PROBLEM DETAILS:
From the entries below, gather each line containing the word "номера".

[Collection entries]
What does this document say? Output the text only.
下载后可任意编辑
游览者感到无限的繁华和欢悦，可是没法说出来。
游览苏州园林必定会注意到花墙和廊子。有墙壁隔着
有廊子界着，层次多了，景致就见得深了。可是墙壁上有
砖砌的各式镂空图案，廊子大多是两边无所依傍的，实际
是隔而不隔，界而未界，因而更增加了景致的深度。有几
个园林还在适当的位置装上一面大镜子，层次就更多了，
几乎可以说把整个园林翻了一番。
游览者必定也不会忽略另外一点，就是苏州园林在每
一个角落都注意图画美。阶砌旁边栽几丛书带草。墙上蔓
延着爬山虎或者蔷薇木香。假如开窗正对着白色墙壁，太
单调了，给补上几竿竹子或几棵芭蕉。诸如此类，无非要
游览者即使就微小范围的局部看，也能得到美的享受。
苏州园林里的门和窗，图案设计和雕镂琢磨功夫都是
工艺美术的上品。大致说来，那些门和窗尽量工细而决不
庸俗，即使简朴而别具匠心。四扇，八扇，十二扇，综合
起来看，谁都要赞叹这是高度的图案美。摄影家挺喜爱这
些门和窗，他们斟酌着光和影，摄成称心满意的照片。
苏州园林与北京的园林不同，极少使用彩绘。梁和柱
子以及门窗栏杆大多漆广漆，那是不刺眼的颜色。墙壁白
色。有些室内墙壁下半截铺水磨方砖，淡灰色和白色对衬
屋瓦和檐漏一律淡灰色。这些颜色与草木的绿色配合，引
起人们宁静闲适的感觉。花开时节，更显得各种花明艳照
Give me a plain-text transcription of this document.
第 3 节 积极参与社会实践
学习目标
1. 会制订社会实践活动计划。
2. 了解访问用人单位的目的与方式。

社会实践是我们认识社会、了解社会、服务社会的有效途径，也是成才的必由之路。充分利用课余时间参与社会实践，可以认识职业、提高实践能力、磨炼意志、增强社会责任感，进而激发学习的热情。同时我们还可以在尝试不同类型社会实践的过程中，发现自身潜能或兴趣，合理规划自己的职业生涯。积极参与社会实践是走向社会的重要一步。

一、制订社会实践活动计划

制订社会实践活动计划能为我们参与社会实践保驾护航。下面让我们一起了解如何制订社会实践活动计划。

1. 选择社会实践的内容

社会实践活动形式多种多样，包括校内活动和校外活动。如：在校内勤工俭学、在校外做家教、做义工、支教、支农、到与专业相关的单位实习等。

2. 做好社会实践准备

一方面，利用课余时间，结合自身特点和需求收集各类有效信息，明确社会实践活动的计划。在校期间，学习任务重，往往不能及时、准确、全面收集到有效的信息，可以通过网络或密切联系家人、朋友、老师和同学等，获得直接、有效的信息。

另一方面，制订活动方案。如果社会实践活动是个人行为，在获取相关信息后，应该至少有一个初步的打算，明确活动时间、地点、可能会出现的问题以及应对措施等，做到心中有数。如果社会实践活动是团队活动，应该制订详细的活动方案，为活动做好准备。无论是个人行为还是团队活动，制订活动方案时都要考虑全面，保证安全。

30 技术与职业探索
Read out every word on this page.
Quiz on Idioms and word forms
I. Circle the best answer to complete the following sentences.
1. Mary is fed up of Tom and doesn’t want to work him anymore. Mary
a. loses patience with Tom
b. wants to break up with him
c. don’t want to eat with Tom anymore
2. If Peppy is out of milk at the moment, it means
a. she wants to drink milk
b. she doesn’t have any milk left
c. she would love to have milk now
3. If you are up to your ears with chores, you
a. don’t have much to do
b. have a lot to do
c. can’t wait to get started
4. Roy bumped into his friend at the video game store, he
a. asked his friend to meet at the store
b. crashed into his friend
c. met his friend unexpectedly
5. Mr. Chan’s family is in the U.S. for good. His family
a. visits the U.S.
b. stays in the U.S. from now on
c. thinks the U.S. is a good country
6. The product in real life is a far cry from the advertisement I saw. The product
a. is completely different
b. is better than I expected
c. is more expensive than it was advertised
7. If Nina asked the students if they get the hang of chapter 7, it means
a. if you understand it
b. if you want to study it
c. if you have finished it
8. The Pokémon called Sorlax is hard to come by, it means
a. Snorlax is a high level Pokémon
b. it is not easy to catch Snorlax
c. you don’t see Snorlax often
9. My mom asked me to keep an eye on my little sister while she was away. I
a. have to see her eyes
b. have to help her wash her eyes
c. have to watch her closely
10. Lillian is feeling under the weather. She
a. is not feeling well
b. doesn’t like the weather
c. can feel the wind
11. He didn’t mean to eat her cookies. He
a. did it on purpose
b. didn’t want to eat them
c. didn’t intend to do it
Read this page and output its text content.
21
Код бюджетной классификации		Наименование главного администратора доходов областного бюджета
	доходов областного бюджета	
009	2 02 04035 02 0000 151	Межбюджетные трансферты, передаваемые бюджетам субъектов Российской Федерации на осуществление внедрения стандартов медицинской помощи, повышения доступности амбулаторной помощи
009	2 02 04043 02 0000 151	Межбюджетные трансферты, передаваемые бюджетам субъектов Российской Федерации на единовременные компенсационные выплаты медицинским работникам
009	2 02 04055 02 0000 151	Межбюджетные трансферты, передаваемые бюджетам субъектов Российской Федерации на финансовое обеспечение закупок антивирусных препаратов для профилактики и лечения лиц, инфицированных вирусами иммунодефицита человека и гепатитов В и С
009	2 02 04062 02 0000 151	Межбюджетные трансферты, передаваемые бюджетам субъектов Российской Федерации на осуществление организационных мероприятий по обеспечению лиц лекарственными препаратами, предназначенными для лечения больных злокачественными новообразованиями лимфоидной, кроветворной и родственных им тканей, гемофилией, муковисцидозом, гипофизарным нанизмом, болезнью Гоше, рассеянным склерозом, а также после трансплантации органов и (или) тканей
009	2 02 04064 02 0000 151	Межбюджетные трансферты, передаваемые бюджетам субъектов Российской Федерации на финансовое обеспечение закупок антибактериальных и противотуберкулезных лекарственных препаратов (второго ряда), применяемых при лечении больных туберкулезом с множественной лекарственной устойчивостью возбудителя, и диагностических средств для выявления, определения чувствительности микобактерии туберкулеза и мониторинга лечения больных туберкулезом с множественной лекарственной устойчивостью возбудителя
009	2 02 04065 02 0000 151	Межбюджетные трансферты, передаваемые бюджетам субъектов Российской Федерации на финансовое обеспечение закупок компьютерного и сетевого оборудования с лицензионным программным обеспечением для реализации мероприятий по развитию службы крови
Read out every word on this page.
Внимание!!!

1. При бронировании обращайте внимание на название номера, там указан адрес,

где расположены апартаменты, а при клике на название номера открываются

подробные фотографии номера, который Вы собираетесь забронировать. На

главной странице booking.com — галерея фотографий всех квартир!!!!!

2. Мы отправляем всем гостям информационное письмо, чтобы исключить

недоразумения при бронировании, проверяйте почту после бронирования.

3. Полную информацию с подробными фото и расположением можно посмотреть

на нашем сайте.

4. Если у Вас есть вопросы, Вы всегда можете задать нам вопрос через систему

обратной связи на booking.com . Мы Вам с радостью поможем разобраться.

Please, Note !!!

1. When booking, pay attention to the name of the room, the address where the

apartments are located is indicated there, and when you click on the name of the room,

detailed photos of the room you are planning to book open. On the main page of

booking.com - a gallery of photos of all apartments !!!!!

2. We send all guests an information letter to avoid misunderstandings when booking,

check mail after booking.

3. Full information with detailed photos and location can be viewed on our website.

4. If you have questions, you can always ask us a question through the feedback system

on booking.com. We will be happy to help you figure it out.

ANSWER FOR THIS EXERCISE:
1. При бронировании обращайте внимание на название номера, там указан адрес,
где расположены апартаменты, а при клике на название номера открываются
подробные фотографии номера, который Вы собираетесь забронировать. На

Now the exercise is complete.